## Given request
Extract every one of the lines below verbatim, omitting the pictures from your answer.

## Data supplied
>>>>

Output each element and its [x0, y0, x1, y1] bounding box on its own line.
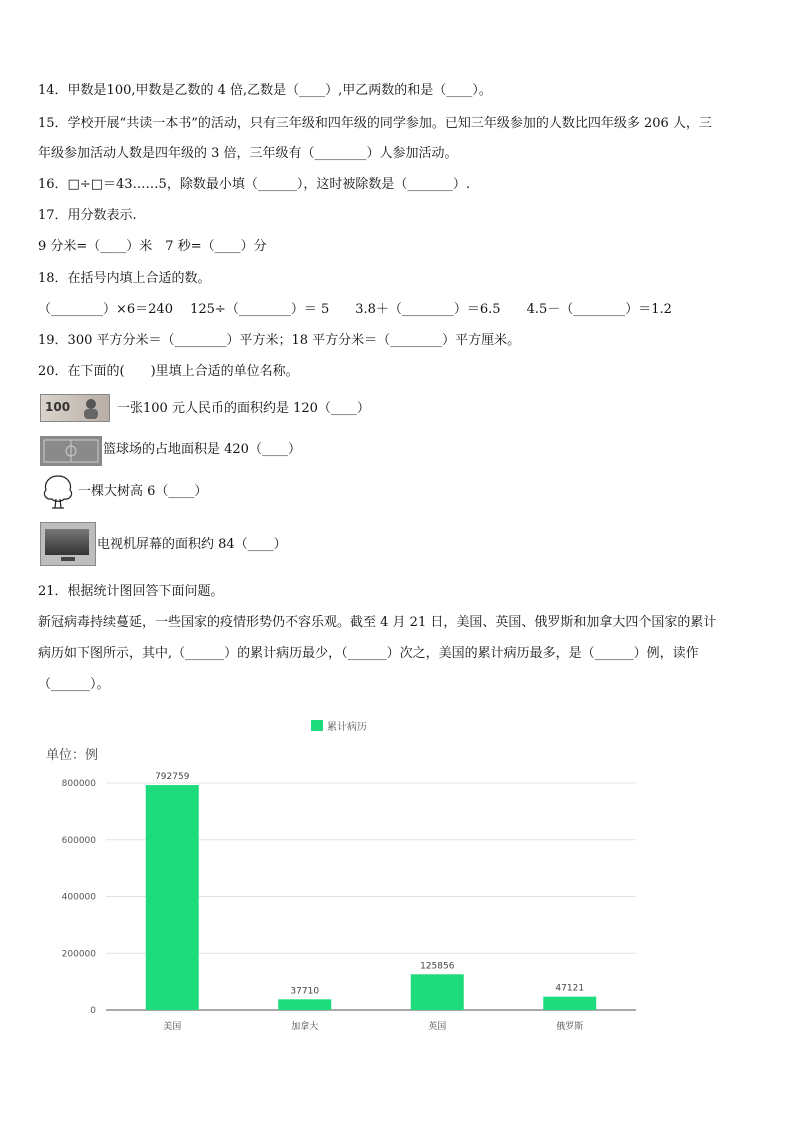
- question-15-line1: 15．学校开展“共读一本书”的活动，只有三年级和四年级的同学参加。已知三年级参加的人数比四年级多 206 人，三: [38, 116, 712, 131]
- question-20c: 一棵大树高 6（____）: [78, 484, 208, 499]
- question-21: 21．根据统计图回答下面问题。: [38, 584, 224, 599]
- data-label: 37710: [290, 986, 320, 997]
- tree-icon: [40, 472, 76, 510]
- question-20a: 一张100 元人民币的面积约是 120（____）: [117, 401, 370, 416]
- legend-swatch: [311, 720, 323, 731]
- question-14: 14．甲数是100,甲数是乙数的 4 倍,乙数是（____）,甲乙两数的和是（____）。: [38, 83, 492, 98]
- question-21-para3: （______）。: [38, 677, 110, 692]
- x-tick-label: 俄罗斯: [556, 1022, 584, 1032]
- question-21-para1: 新冠病毒持续蔓延，一些国家的疫情形势仍不容乐观。截至 4 月 21 日，美国、英国、俄罗斯和加拿大四个国家的累计: [38, 615, 717, 630]
- question-18: 18．在括号内填上合适的数。: [38, 271, 211, 286]
- data-label: 125856: [420, 961, 455, 972]
- y-tick-label: 600000: [61, 835, 96, 846]
- question-18-blanks: （________）×6＝240 125÷（________）＝ 5 3.8＋（________）＝6.5 4.5－（________）＝1.2: [38, 302, 672, 317]
- data-label: 792759: [155, 772, 190, 783]
- y-tick-label: 400000: [61, 892, 96, 903]
- x-tick-label: 加拿大: [291, 1022, 319, 1032]
- chart-legend: [311, 720, 367, 733]
- question-15-line2: 年级参加活动人数是四年级的 3 倍，三年级有（________）人参加活动。: [38, 146, 458, 161]
- data-label: 47121: [555, 983, 585, 994]
- question-17: 17．用分数表示.: [38, 208, 137, 223]
- tv-image: [40, 522, 96, 566]
- court-lines-icon: [41, 437, 101, 465]
- x-tick-label: 英国: [428, 1022, 447, 1032]
- unit-label: 单位：例: [46, 748, 99, 763]
- question-20d: 电视机屏幕的面积约 84（____）: [97, 537, 287, 552]
- y-tick-label: 0: [90, 1006, 96, 1016]
- bar: [411, 974, 464, 1010]
- question-21-para2: 病历如下图所示，其中,（______）的累计病历最少，（______）次之，美国的累计病历最多，是（______）例，读作: [38, 646, 699, 661]
- legend-label: 累计病历: [327, 722, 367, 733]
- tv-screen: [45, 529, 89, 555]
- basketball-court-image: [40, 436, 102, 466]
- banknote-image: [40, 394, 110, 422]
- y-tick-label: 800000: [61, 779, 96, 789]
- bar: [278, 999, 331, 1010]
- tv-stand: [61, 557, 75, 561]
- question-19: 19．300 平方分米＝（________）平方米；18 平方分米＝（________）平方厘米。: [38, 333, 521, 348]
- bar: [146, 785, 199, 1010]
- question-17-units: 9 分米=（____）米 7 秒=（____）分: [38, 239, 267, 254]
- question-20: 20．在下面的( )里填上合适的单位名称。: [38, 364, 299, 379]
- question-20b: 篮球场的占地面积是 420（____）: [103, 442, 301, 457]
- bar-chart: [40, 712, 650, 1042]
- x-tick-label: 美国: [163, 1022, 182, 1032]
- banknote-text: 100: [45, 400, 71, 414]
- bar: [543, 997, 596, 1010]
- question-16: 16．□÷□＝43……5，除数最小填（______），这时被除数是（_______）.: [38, 177, 470, 192]
- portrait-icon: [81, 397, 101, 419]
- y-tick-label: 200000: [61, 949, 96, 960]
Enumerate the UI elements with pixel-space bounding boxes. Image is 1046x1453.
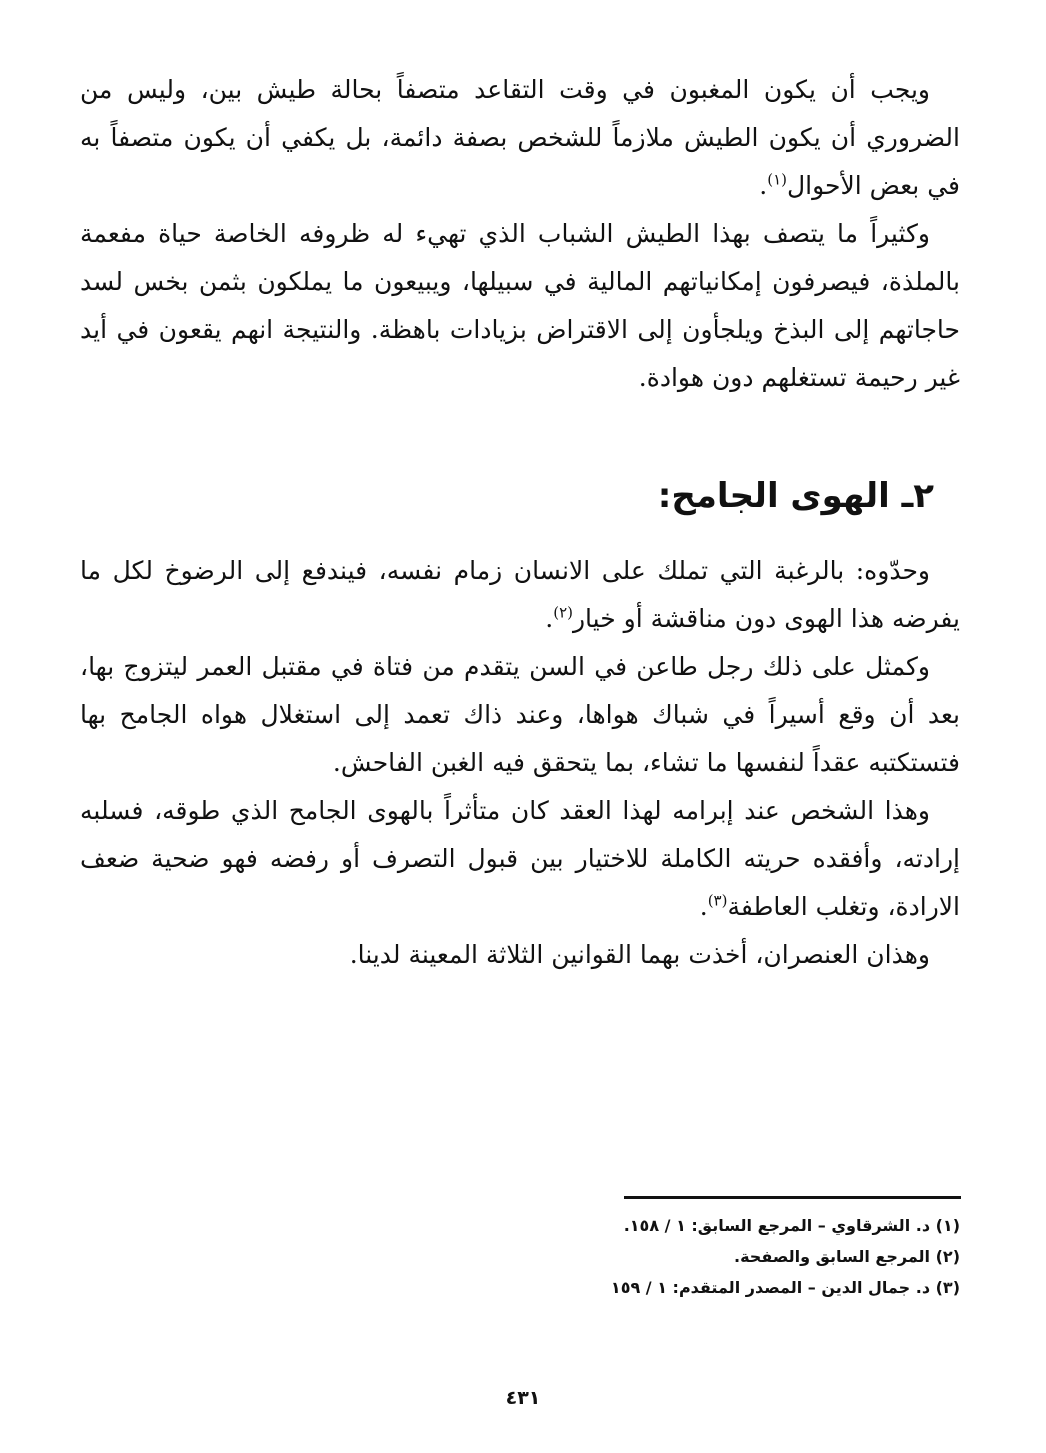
page-number: ٤٣١ <box>505 1387 541 1409</box>
footnote-ref-3: (٣) <box>707 891 728 910</box>
paragraph-1-text: ويجب أن يكون المغبون في وقت التقاعد متصفاً بحالة طيش بين، وليس من الضروري أن يكون الطيش ملازماً للشخص بصفة دائمة، بل يكفي أن يكون متصفاً به في بعض الأحوال <box>80 75 960 200</box>
footnote-3: (٣) د. جمال الدين – المصدر المتقدم: ١ / ١٥٩ <box>610 1278 960 1297</box>
footnote-ref-2: (٢) <box>553 603 573 622</box>
paragraph-5 <box>80 787 960 931</box>
footnote-1: (١) د. الشرقاوي – المرجع السابق: ١ / ١٥٨. <box>623 1216 960 1235</box>
footnote-2: (٢) المرجع السابق والصفحة. <box>734 1247 960 1266</box>
paragraph-4: وكمثل على ذلك رجل طاعن في السن يتقدم من فتاة في مقتبل العمر ليتزوج بها، بعد أن وقع أسيراً في شباك هواها، وعند ذاك تعمد إلى استغلال هواه الجامح بها فتستكتبه عقداً لنفسها ما تشاء، بما يتحقق فيه الغبن الفاحش. <box>80 652 960 777</box>
footnote-divider <box>624 1196 961 1199</box>
body-text-bottom <box>80 547 960 979</box>
paragraph-1 <box>80 66 960 210</box>
paragraph-1-end: . <box>759 171 768 200</box>
paragraph-3-text: وحدّوه: بالرغبة التي تملك على الانسان زمام نفسه، فيندفع إلى الرضوخ لكل ما يفرضه هذا الهوى دون مناقشة أو خيار <box>80 556 960 633</box>
footnotes <box>360 1210 960 1303</box>
paragraph-6: وهذان العنصران، أخذت بهما القوانين الثلاثة المعينة لدينا. <box>349 940 930 969</box>
paragraph-5-text: وهذا الشخص عند إبرامه لهذا العقد كان متأثراً بالهوى الجامح الذي طوقه، فسلبه إرادته، وأفقده حريته الكاملة للاختيار بين قبول التصرف أو رفضه فهو ضحية ضعف الارادة، وتغلب العاطفة <box>80 796 960 921</box>
body-text-top <box>80 66 960 402</box>
paragraph-2: وكثيراً ما يتصف بهذا الطيش الشباب الذي تهيء له ظروفه الخاصة حياة مفعمة بالملذة، فيصرفون إمكانياتهم المالية في سبيلها، ويبيعون ما يملكون بثمن بخس لسد حاجاتهم إلى البذخ ويلجأون إلى الاقتراض بزيادات باهظة. والنتيجة انهم يقعون في أيد غير رحيمة تستغلهم دون هوادة. <box>80 219 960 392</box>
paragraph-5-end: . <box>699 892 708 921</box>
section-heading: ٢ـ الهوى الجامح: <box>657 476 934 516</box>
footnote-ref-1: (١) <box>767 170 787 189</box>
paragraph-3-end: . <box>545 604 554 633</box>
paragraph-3 <box>80 547 960 643</box>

<<<<

## Result of the task
Output each element and its [x0, y0, x1, y1] bounding box on its own line.
- question-15-line1: 15．学校开展“共读一本书”的活动，只有三年级和四年级的同学参加。已知三年级参加的人数比四年级多 206 人，三: [38, 116, 712, 131]
- question-20c: 一棵大树高 6（____）: [78, 484, 208, 499]
- question-21: 21．根据统计图回答下面问题。: [38, 584, 224, 599]
- data-label: 37710: [290, 986, 320, 997]
- tree-icon: [40, 472, 76, 510]
- question-20a: 一张100 元人民币的面积约是 120（____）: [117, 401, 370, 416]
- legend-swatch: [311, 720, 323, 731]
- question-14: 14．甲数是100,甲数是乙数的 4 倍,乙数是（____）,甲乙两数的和是（____）。: [38, 83, 492, 98]
- question-21-para3: （______）。: [38, 677, 110, 692]
- x-tick-label: 俄罗斯: [556, 1022, 584, 1032]
- question-21-para1: 新冠病毒持续蔓延，一些国家的疫情形势仍不容乐观。截至 4 月 21 日，美国、英国、俄罗斯和加拿大四个国家的累计: [38, 615, 717, 630]
- question-18: 18．在括号内填上合适的数。: [38, 271, 211, 286]
- data-label: 125856: [420, 961, 455, 972]
- y-tick-label: 600000: [61, 835, 96, 846]
- question-18-blanks: （________）×6＝240 125÷（________）＝ 5 3.8＋（________）＝6.5 4.5－（________）＝1.2: [38, 302, 672, 317]
- data-label: 792759: [155, 772, 190, 783]
- y-tick-label: 400000: [61, 892, 96, 903]
- x-tick-label: 加拿大: [291, 1022, 319, 1032]
- chart-legend: [311, 720, 367, 733]
- question-15-line2: 年级参加活动人数是四年级的 3 倍，三年级有（________）人参加活动。: [38, 146, 458, 161]
- data-label: 47121: [555, 983, 585, 994]
- question-17: 17．用分数表示.: [38, 208, 137, 223]
- tv-image: [40, 522, 96, 566]
- court-lines-icon: [41, 437, 101, 465]
- x-tick-label: 英国: [428, 1022, 447, 1032]
- unit-label: 单位：例: [46, 748, 99, 763]
- question-20d: 电视机屏幕的面积约 84（____）: [97, 537, 287, 552]
- y-tick-label: 0: [90, 1006, 96, 1016]
- bar: [411, 974, 464, 1010]
- question-21-para2: 病历如下图所示，其中,（______）的累计病历最少，（______）次之，美国的累计病历最多，是（______）例，读作: [38, 646, 699, 661]
- legend-label: 累计病历: [327, 722, 367, 733]
- tv-screen: [45, 529, 89, 555]
- basketball-court-image: [40, 436, 102, 466]
- banknote-image: [40, 394, 110, 422]
- y-tick-label: 800000: [61, 779, 96, 789]
- bar: [278, 999, 331, 1010]
- tv-stand: [61, 557, 75, 561]
- question-19: 19．300 平方分米＝（________）平方米；18 平方分米＝（________）平方厘米。: [38, 333, 521, 348]
- bar: [146, 785, 199, 1010]
- question-17-units: 9 分米=（____）米 7 秒=（____）分: [38, 239, 267, 254]
- question-20: 20．在下面的( )里填上合适的单位名称。: [38, 364, 299, 379]
- question-20b: 篮球场的占地面积是 420（____）: [103, 442, 301, 457]
- bar-chart: [40, 712, 650, 1042]
- x-tick-label: 美国: [163, 1022, 182, 1032]
- banknote-text: 100: [45, 400, 71, 414]
- bar: [543, 997, 596, 1010]
- question-16: 16．□÷□＝43……5，除数最小填（______），这时被除数是（_______）.: [38, 177, 470, 192]
- portrait-icon: [81, 397, 101, 419]
- y-tick-label: 200000: [61, 949, 96, 960]
Enumerate the UI elements with pixel-space bounding boxes. Image is 1046x1453.
page-number: ٤٣١ <box>505 1387 541 1409</box>
footnote-ref-3: (٣) <box>707 891 728 910</box>
paragraph-1-text: ويجب أن يكون المغبون في وقت التقاعد متصفاً بحالة طيش بين، وليس من الضروري أن يكون الطيش ملازماً للشخص بصفة دائمة، بل يكفي أن يكون متصفاً به في بعض الأحوال <box>80 75 960 200</box>
footnote-3: (٣) د. جمال الدين – المصدر المتقدم: ١ / ١٥٩ <box>610 1278 960 1297</box>
footnote-ref-2: (٢) <box>553 603 573 622</box>
paragraph-5 <box>80 787 960 931</box>
footnote-1: (١) د. الشرقاوي – المرجع السابق: ١ / ١٥٨. <box>623 1216 960 1235</box>
footnote-2: (٢) المرجع السابق والصفحة. <box>734 1247 960 1266</box>
paragraph-4: وكمثل على ذلك رجل طاعن في السن يتقدم من فتاة في مقتبل العمر ليتزوج بها، بعد أن وقع أسيراً في شباك هواها، وعند ذاك تعمد إلى استغلال هواه الجامح بها فتستكتبه عقداً لنفسها ما تشاء، بما يتحقق فيه الغبن الفاحش. <box>80 652 960 777</box>
footnote-divider <box>624 1196 961 1199</box>
body-text-bottom <box>80 547 960 979</box>
paragraph-1 <box>80 66 960 210</box>
paragraph-1-end: . <box>759 171 768 200</box>
paragraph-3-text: وحدّوه: بالرغبة التي تملك على الانسان زمام نفسه، فيندفع إلى الرضوخ لكل ما يفرضه هذا الهوى دون مناقشة أو خيار <box>80 556 960 633</box>
footnotes <box>360 1210 960 1303</box>
paragraph-6: وهذان العنصران، أخذت بهما القوانين الثلاثة المعينة لدينا. <box>349 940 930 969</box>
paragraph-5-text: وهذا الشخص عند إبرامه لهذا العقد كان متأثراً بالهوى الجامح الذي طوقه، فسلبه إرادته، وأفقده حريته الكاملة للاختيار بين قبول التصرف أو رفضه فهو ضحية ضعف الارادة، وتغلب العاطفة <box>80 796 960 921</box>
body-text-top <box>80 66 960 402</box>
paragraph-2: وكثيراً ما يتصف بهذا الطيش الشباب الذي تهيء له ظروفه الخاصة حياة مفعمة بالملذة، فيصرفون إمكانياتهم المالية في سبيلها، ويبيعون ما يملكون بثمن بخس لسد حاجاتهم إلى البذخ ويلجأون إلى الاقتراض بزيادات باهظة. والنتيجة انهم يقعون في أيد غير رحيمة تستغلهم دون هوادة. <box>80 219 960 392</box>
paragraph-5-end: . <box>699 892 708 921</box>
section-heading: ٢ـ الهوى الجامح: <box>657 476 934 516</box>
footnote-ref-1: (١) <box>767 170 787 189</box>
paragraph-3-end: . <box>545 604 554 633</box>
paragraph-3 <box>80 547 960 643</box>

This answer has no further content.